▶ Exercise brief: Without the pictures, return all of the material exactly as written.

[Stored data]

┏━━

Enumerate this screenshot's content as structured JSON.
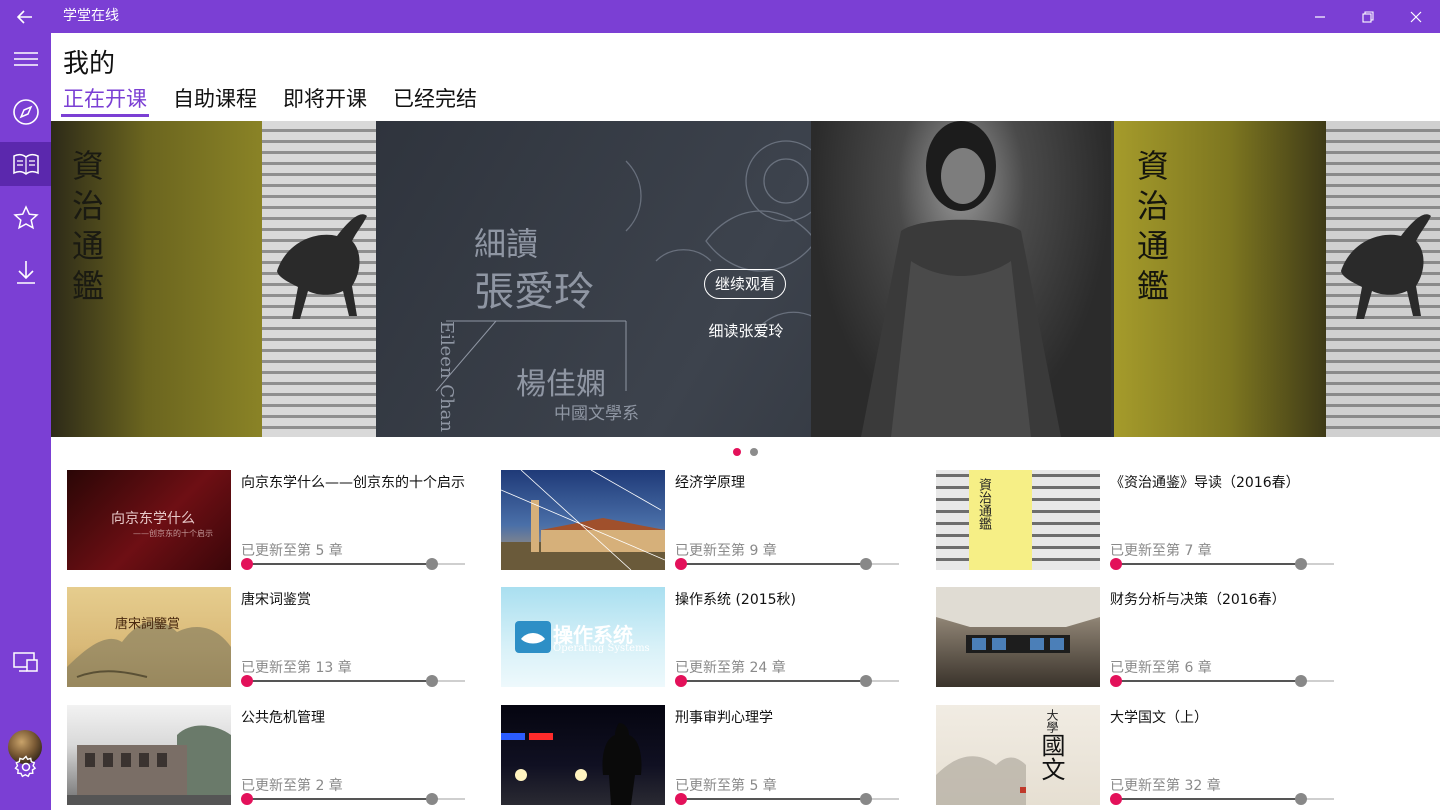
{
  "app": {
    "title": "学堂在线"
  },
  "page": {
    "title": "我的"
  },
  "tabs": [
    {
      "label": "正在开课",
      "active": true
    },
    {
      "label": "自助课程",
      "active": false
    },
    {
      "label": "即将开课",
      "active": false
    },
    {
      "label": "已经完结",
      "active": false
    }
  ],
  "banner": {
    "button_label": "继续观看",
    "subtitle": "细读张爱玲",
    "scroll_text": "資治通鑑",
    "art_title": "細讀",
    "art_name": "張愛玲",
    "art_author": "楊佳嫻",
    "art_dept": "中國文學系",
    "art_en": "Eileen Chan",
    "slides": 2,
    "active_slide": 0
  },
  "progress_prefix": "已更新至第",
  "progress_suffix": "章",
  "courses": [
    {
      "title": "向京东学什么——创京东的十个启示",
      "updated": "已更新至第 5 章",
      "progress": 0.85,
      "thumb_text": "向京东学什么",
      "thumb_sub": "——创京东的十个启示"
    },
    {
      "title": "经济学原理",
      "updated": "已更新至第 9 章",
      "progress": 0.85
    },
    {
      "title": "《资治通鉴》导读（2016春）",
      "updated": "已更新至第 7 章",
      "progress": 0.85,
      "thumb_text": "資治通鑑"
    },
    {
      "title": "唐宋词鉴赏",
      "updated": "已更新至第 13 章",
      "progress": 0.85,
      "thumb_text": "唐宋詞鑒賞"
    },
    {
      "title": "操作系统 (2015秋)",
      "updated": "已更新至第 24 章",
      "progress": 0.85,
      "thumb_text": "操作系统",
      "thumb_sub": "Operating Systems"
    },
    {
      "title": "财务分析与决策（2016春）",
      "updated": "已更新至第 6 章",
      "progress": 0.85
    },
    {
      "title": "公共危机管理",
      "updated": "已更新至第 2 章",
      "progress": 0.85
    },
    {
      "title": "刑事审判心理学",
      "updated": "已更新至第 5 章",
      "progress": 0.85
    },
    {
      "title": "大学国文（上）",
      "updated": "已更新至第 32 章",
      "progress": 0.85,
      "thumb_text": "國文",
      "thumb_sub": "大學"
    }
  ],
  "colors": {
    "accent": "#7b3fd4",
    "sidebar_active": "#5b28ad",
    "progress_start": "#e3115a"
  },
  "icons": {
    "back": "arrow-left-icon",
    "menu": "hamburger-icon",
    "explore": "compass-icon",
    "courses": "book-icon",
    "favorites": "star-icon",
    "downloads": "download-icon",
    "cast": "cast-screen-icon",
    "settings": "gear-icon"
  }
}
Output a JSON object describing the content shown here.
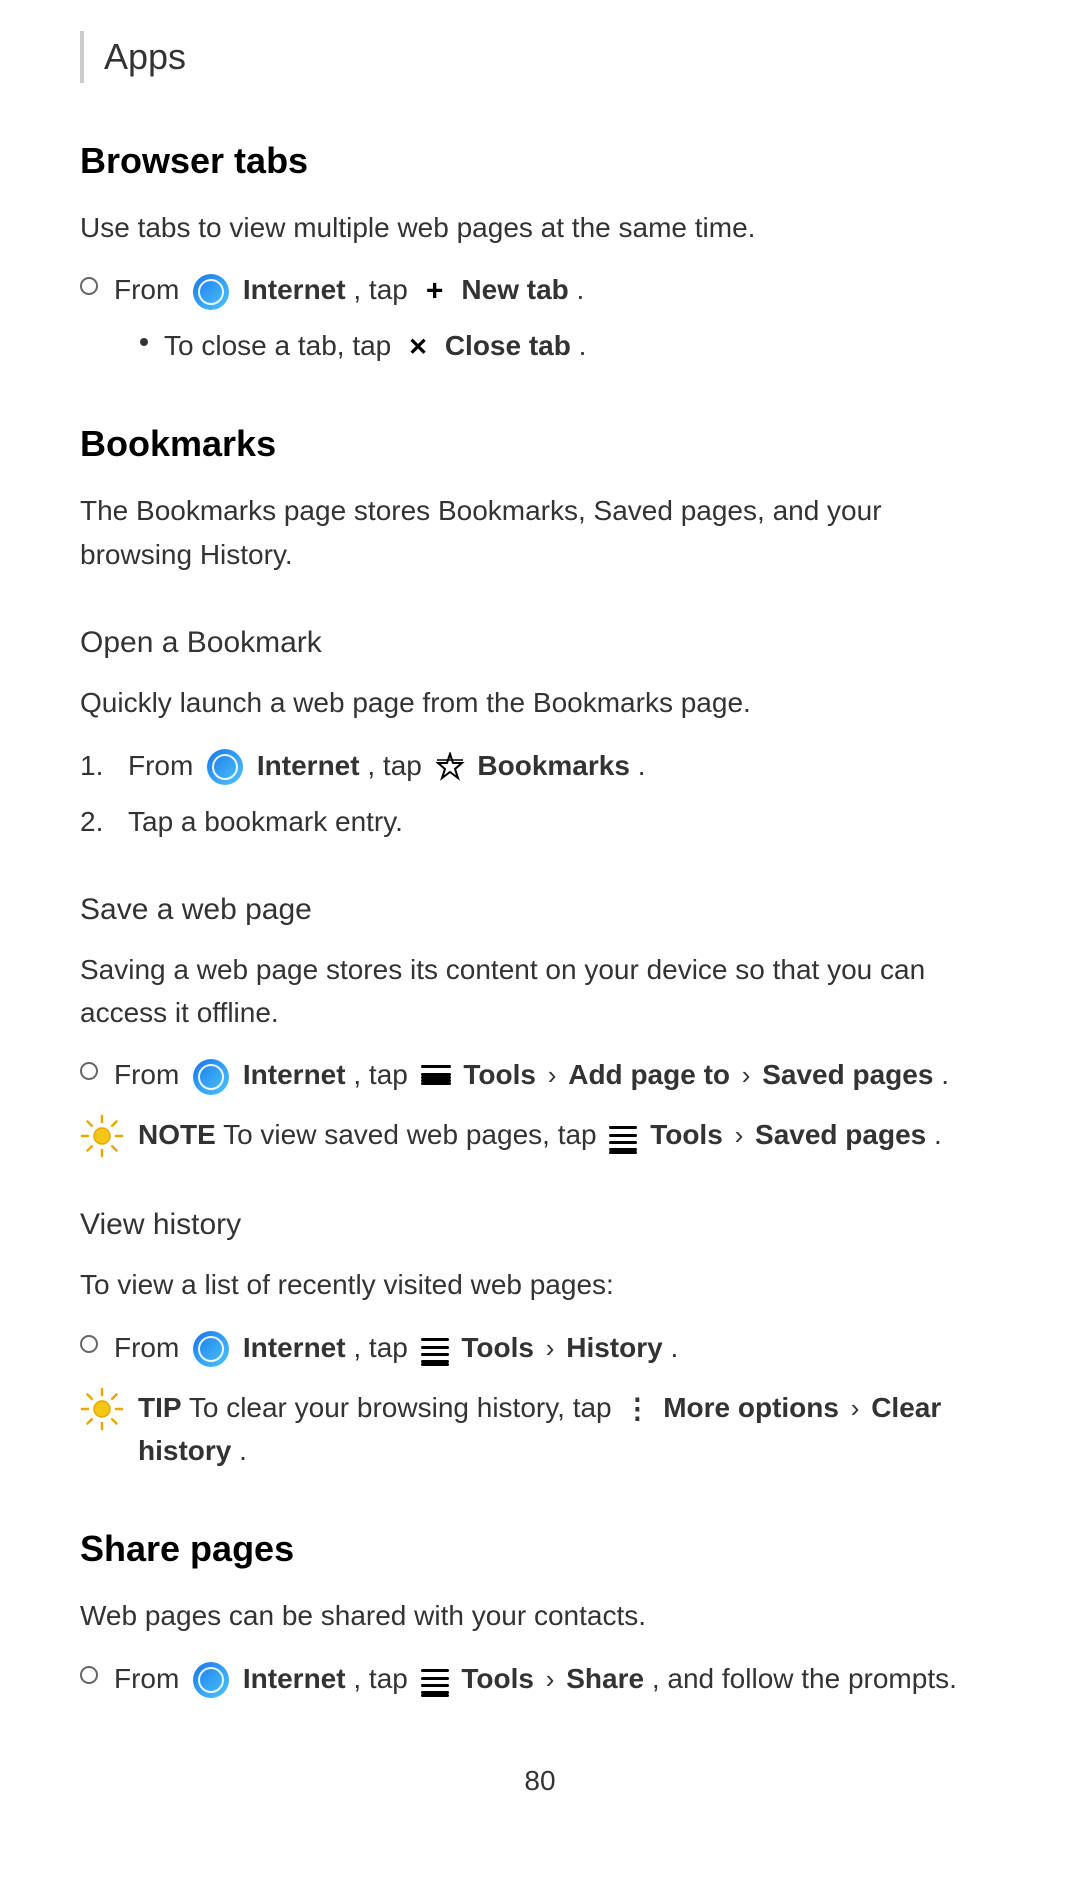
{
  "header": {
    "apps_label": "Apps",
    "border_present": true
  },
  "sections": {
    "browser_tabs": {
      "heading": "Browser tabs",
      "description": "Use tabs to view multiple web pages at the same time.",
      "items": [
        {
          "type": "circle-bullet",
          "text_before": "From",
          "app": "Internet",
          "tap_text": ", tap",
          "icon": "plus",
          "action": "New tab",
          "action_suffix": "."
        }
      ],
      "sub_items": [
        {
          "type": "dot-bullet",
          "text_before": "To close a tab, tap",
          "icon": "close",
          "action": "Close tab",
          "action_suffix": "."
        }
      ]
    },
    "bookmarks": {
      "heading": "Bookmarks",
      "description": "The Bookmarks page stores Bookmarks, Saved pages, and your browsing History.",
      "sub_sections": [
        {
          "heading": "Open a Bookmark",
          "description": "Quickly launch a web page from the Bookmarks page.",
          "numbered_items": [
            {
              "num": "1.",
              "text_before": "From",
              "app": "Internet",
              "tap_text": ", tap",
              "icon": "bookmarks",
              "action": "Bookmarks",
              "action_suffix": "."
            },
            {
              "num": "2.",
              "text": "Tap a bookmark entry."
            }
          ]
        },
        {
          "heading": "Save a web page",
          "description": "Saving a web page stores its content on your device so that you can access it offline.",
          "items": [
            {
              "type": "circle-bullet",
              "text_before": "From",
              "app": "Internet",
              "tap_text": ", tap",
              "icon": "tools",
              "action": "Tools",
              "chevron": ">",
              "action2": "Add page to",
              "chevron2": ">",
              "action3": "Saved pages",
              "action_suffix": "."
            }
          ],
          "notes": [
            {
              "type": "NOTE",
              "text_before": "NOTE",
              "content_before": "To view saved web pages, tap",
              "icon": "tools",
              "action": "Tools",
              "chevron": ">",
              "action2": "Saved pages",
              "action_suffix": "."
            }
          ]
        },
        {
          "heading": "View history",
          "description": "To view a list of recently visited web pages:",
          "items": [
            {
              "type": "circle-bullet",
              "text_before": "From",
              "app": "Internet",
              "tap_text": ", tap",
              "icon": "tools",
              "action": "Tools",
              "chevron": ">",
              "action2": "History",
              "action_suffix": "."
            }
          ],
          "notes": [
            {
              "type": "TIP",
              "text_before": "TIP",
              "content_before": "To clear your browsing history, tap",
              "icon": "more-options",
              "action": "More options",
              "chevron": ">",
              "action2": "Clear history",
              "action_suffix": "."
            }
          ]
        }
      ]
    },
    "share_pages": {
      "heading": "Share pages",
      "description": "Web pages can be shared with your contacts.",
      "items": [
        {
          "type": "circle-bullet",
          "text_before": "From",
          "app": "Internet",
          "tap_text": ", tap",
          "icon": "tools",
          "action": "Tools",
          "chevron": ">",
          "action2": "Share",
          "text_after": ", and follow the prompts",
          "action_suffix": "."
        }
      ]
    }
  },
  "footer": {
    "page_number": "80"
  }
}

┗━━

▶ Solution:
Enumerate this screenshot's content as structured JSON.
{
  "app": {
    "title": "学堂在线"
  },
  "page": {
    "title": "我的"
  },
  "tabs": [
    {
      "label": "正在开课",
      "active": true
    },
    {
      "label": "自助课程",
      "active": false
    },
    {
      "label": "即将开课",
      "active": false
    },
    {
      "label": "已经完结",
      "active": false
    }
  ],
  "banner": {
    "button_label": "继续观看",
    "subtitle": "细读张爱玲",
    "scroll_text": "資治通鑑",
    "art_title": "細讀",
    "art_name": "張愛玲",
    "art_author": "楊佳嫻",
    "art_dept": "中國文學系",
    "art_en": "Eileen Chan",
    "slides": 2,
    "active_slide": 0
  },
  "progress_prefix": "已更新至第",
  "progress_suffix": "章",
  "courses": [
    {
      "title": "向京东学什么——创京东的十个启示",
      "updated": "已更新至第 5 章",
      "progress": 0.85,
      "thumb_text": "向京东学什么",
      "thumb_sub": "——创京东的十个启示"
    },
    {
      "title": "经济学原理",
      "updated": "已更新至第 9 章",
      "progress": 0.85
    },
    {
      "title": "《资治通鉴》导读（2016春）",
      "updated": "已更新至第 7 章",
      "progress": 0.85,
      "thumb_text": "資治通鑑"
    },
    {
      "title": "唐宋词鉴赏",
      "updated": "已更新至第 13 章",
      "progress": 0.85,
      "thumb_text": "唐宋詞鑒賞"
    },
    {
      "title": "操作系统 (2015秋)",
      "updated": "已更新至第 24 章",
      "progress": 0.85,
      "thumb_text": "操作系统",
      "thumb_sub": "Operating Systems"
    },
    {
      "title": "财务分析与决策（2016春）",
      "updated": "已更新至第 6 章",
      "progress": 0.85
    },
    {
      "title": "公共危机管理",
      "updated": "已更新至第 2 章",
      "progress": 0.85
    },
    {
      "title": "刑事审判心理学",
      "updated": "已更新至第 5 章",
      "progress": 0.85
    },
    {
      "title": "大学国文（上）",
      "updated": "已更新至第 32 章",
      "progress": 0.85,
      "thumb_text": "國文",
      "thumb_sub": "大學"
    }
  ],
  "colors": {
    "accent": "#7b3fd4",
    "sidebar_active": "#5b28ad",
    "progress_start": "#e3115a"
  },
  "icons": {
    "back": "arrow-left-icon",
    "menu": "hamburger-icon",
    "explore": "compass-icon",
    "courses": "book-icon",
    "favorites": "star-icon",
    "downloads": "download-icon",
    "cast": "cast-screen-icon",
    "settings": "gear-icon"
  }
}
Output a JSON object describing the content shown here.
{
  "header": {
    "apps_label": "Apps",
    "border_present": true
  },
  "sections": {
    "browser_tabs": {
      "heading": "Browser tabs",
      "description": "Use tabs to view multiple web pages at the same time.",
      "items": [
        {
          "type": "circle-bullet",
          "text_before": "From",
          "app": "Internet",
          "tap_text": ", tap",
          "icon": "plus",
          "action": "New tab",
          "action_suffix": "."
        }
      ],
      "sub_items": [
        {
          "type": "dot-bullet",
          "text_before": "To close a tab, tap",
          "icon": "close",
          "action": "Close tab",
          "action_suffix": "."
        }
      ]
    },
    "bookmarks": {
      "heading": "Bookmarks",
      "description": "The Bookmarks page stores Bookmarks, Saved pages, and your browsing History.",
      "sub_sections": [
        {
          "heading": "Open a Bookmark",
          "description": "Quickly launch a web page from the Bookmarks page.",
          "numbered_items": [
            {
              "num": "1.",
              "text_before": "From",
              "app": "Internet",
              "tap_text": ", tap",
              "icon": "bookmarks",
              "action": "Bookmarks",
              "action_suffix": "."
            },
            {
              "num": "2.",
              "text": "Tap a bookmark entry."
            }
          ]
        },
        {
          "heading": "Save a web page",
          "description": "Saving a web page stores its content on your device so that you can access it offline.",
          "items": [
            {
              "type": "circle-bullet",
              "text_before": "From",
              "app": "Internet",
              "tap_text": ", tap",
              "icon": "tools",
              "action": "Tools",
              "chevron": ">",
              "action2": "Add page to",
              "chevron2": ">",
              "action3": "Saved pages",
              "action_suffix": "."
            }
          ],
          "notes": [
            {
              "type": "NOTE",
              "text_before": "NOTE",
              "content_before": "To view saved web pages, tap",
              "icon": "tools",
              "action": "Tools",
              "chevron": ">",
              "action2": "Saved pages",
              "action_suffix": "."
            }
          ]
        },
        {
          "heading": "View history",
          "description": "To view a list of recently visited web pages:",
          "items": [
            {
              "type": "circle-bullet",
              "text_before": "From",
              "app": "Internet",
              "tap_text": ", tap",
              "icon": "tools",
              "action": "Tools",
              "chevron": ">",
              "action2": "History",
              "action_suffix": "."
            }
          ],
          "notes": [
            {
              "type": "TIP",
              "text_before": "TIP",
              "content_before": "To clear your browsing history, tap",
              "icon": "more-options",
              "action": "More options",
              "chevron": ">",
              "action2": "Clear history",
              "action_suffix": "."
            }
          ]
        }
      ]
    },
    "share_pages": {
      "heading": "Share pages",
      "description": "Web pages can be shared with your contacts.",
      "items": [
        {
          "type": "circle-bullet",
          "text_before": "From",
          "app": "Internet",
          "tap_text": ", tap",
          "icon": "tools",
          "action": "Tools",
          "chevron": ">",
          "action2": "Share",
          "text_after": ", and follow the prompts",
          "action_suffix": "."
        }
      ]
    }
  },
  "footer": {
    "page_number": "80"
  }
}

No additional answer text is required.